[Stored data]
===

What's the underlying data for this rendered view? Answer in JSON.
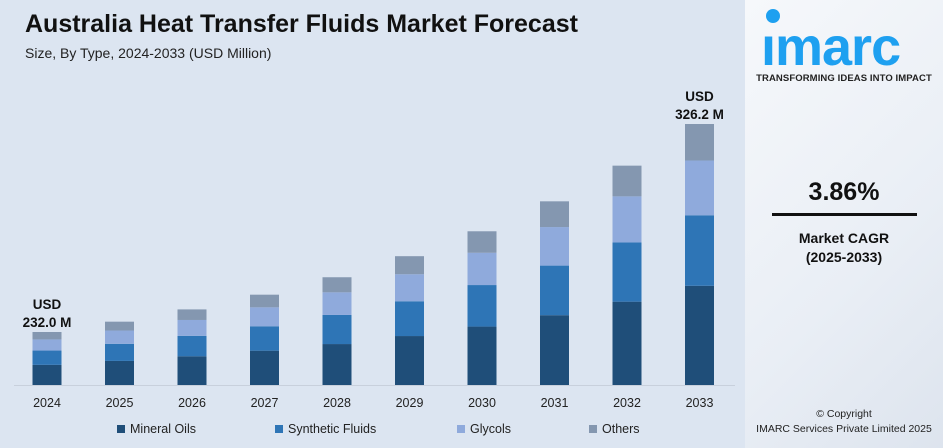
{
  "colors": {
    "mineral_oils": "#1f4e79",
    "synthetic_fluids": "#2e75b6",
    "glycols": "#8faadc",
    "others": "#8497b0",
    "accent": "#1ea0f0"
  },
  "chart_data": {
    "type": "bar",
    "stacked": true,
    "title": "Australia Heat Transfer Fluids Market Forecast",
    "subtitle": "Size, By Type, 2024-2033 (USD Million)",
    "categories": [
      "2024",
      "2025",
      "2026",
      "2027",
      "2028",
      "2029",
      "2030",
      "2031",
      "2032",
      "2033"
    ],
    "series": [
      {
        "name": "Mineral Oils",
        "values": [
          88.2,
          91.6,
          95.1,
          98.8,
          102.6,
          106.6,
          110.7,
          115.0,
          119.4,
          124.0
        ]
      },
      {
        "name": "Synthetic Fluids",
        "values": [
          62.6,
          65.1,
          67.6,
          70.2,
          72.9,
          75.7,
          78.7,
          81.7,
          84.9,
          88.1
        ]
      },
      {
        "name": "Glycols",
        "values": [
          48.7,
          50.6,
          52.6,
          54.6,
          56.7,
          58.9,
          61.2,
          63.5,
          66.0,
          68.5
        ]
      },
      {
        "name": "Others",
        "values": [
          32.5,
          33.7,
          35.0,
          36.4,
          37.8,
          39.3,
          40.7,
          42.4,
          44.0,
          45.6
        ]
      }
    ],
    "annotations": [
      {
        "category": "2024",
        "line1": "USD",
        "line2": "232.0 M"
      },
      {
        "category": "2033",
        "line1": "USD",
        "line2": "326.2 M"
      }
    ],
    "legend_position": "bottom",
    "grid": false
  },
  "brand": {
    "logo": "imarc",
    "tagline": "TRANSFORMING IDEAS INTO IMPACT"
  },
  "cagr": {
    "value": "3.86%",
    "label": "Market CAGR",
    "period": "(2025-2033)"
  },
  "copyright": {
    "line1": "© Copyright",
    "line2": "IMARC Services Private Limited 2025"
  }
}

===

Task brief:
Print the listing above in full, exactly as written. Omit any pictures.

Result:
What's the underlying data for this rendered view? Answer in JSON.
{
  "colors": {
    "mineral_oils": "#1f4e79",
    "synthetic_fluids": "#2e75b6",
    "glycols": "#8faadc",
    "others": "#8497b0",
    "accent": "#1ea0f0"
  },
  "chart_data": {
    "type": "bar",
    "stacked": true,
    "title": "Australia Heat Transfer Fluids Market Forecast",
    "subtitle": "Size, By Type, 2024-2033 (USD Million)",
    "categories": [
      "2024",
      "2025",
      "2026",
      "2027",
      "2028",
      "2029",
      "2030",
      "2031",
      "2032",
      "2033"
    ],
    "series": [
      {
        "name": "Mineral Oils",
        "values": [
          88.2,
          91.6,
          95.1,
          98.8,
          102.6,
          106.6,
          110.7,
          115.0,
          119.4,
          124.0
        ]
      },
      {
        "name": "Synthetic Fluids",
        "values": [
          62.6,
          65.1,
          67.6,
          70.2,
          72.9,
          75.7,
          78.7,
          81.7,
          84.9,
          88.1
        ]
      },
      {
        "name": "Glycols",
        "values": [
          48.7,
          50.6,
          52.6,
          54.6,
          56.7,
          58.9,
          61.2,
          63.5,
          66.0,
          68.5
        ]
      },
      {
        "name": "Others",
        "values": [
          32.5,
          33.7,
          35.0,
          36.4,
          37.8,
          39.3,
          40.7,
          42.4,
          44.0,
          45.6
        ]
      }
    ],
    "annotations": [
      {
        "category": "2024",
        "line1": "USD",
        "line2": "232.0 M"
      },
      {
        "category": "2033",
        "line1": "USD",
        "line2": "326.2 M"
      }
    ],
    "legend_position": "bottom",
    "grid": false
  },
  "brand": {
    "logo": "imarc",
    "tagline": "TRANSFORMING IDEAS INTO IMPACT"
  },
  "cagr": {
    "value": "3.86%",
    "label": "Market CAGR",
    "period": "(2025-2033)"
  },
  "copyright": {
    "line1": "© Copyright",
    "line2": "IMARC Services Private Limited 2025"
  }
}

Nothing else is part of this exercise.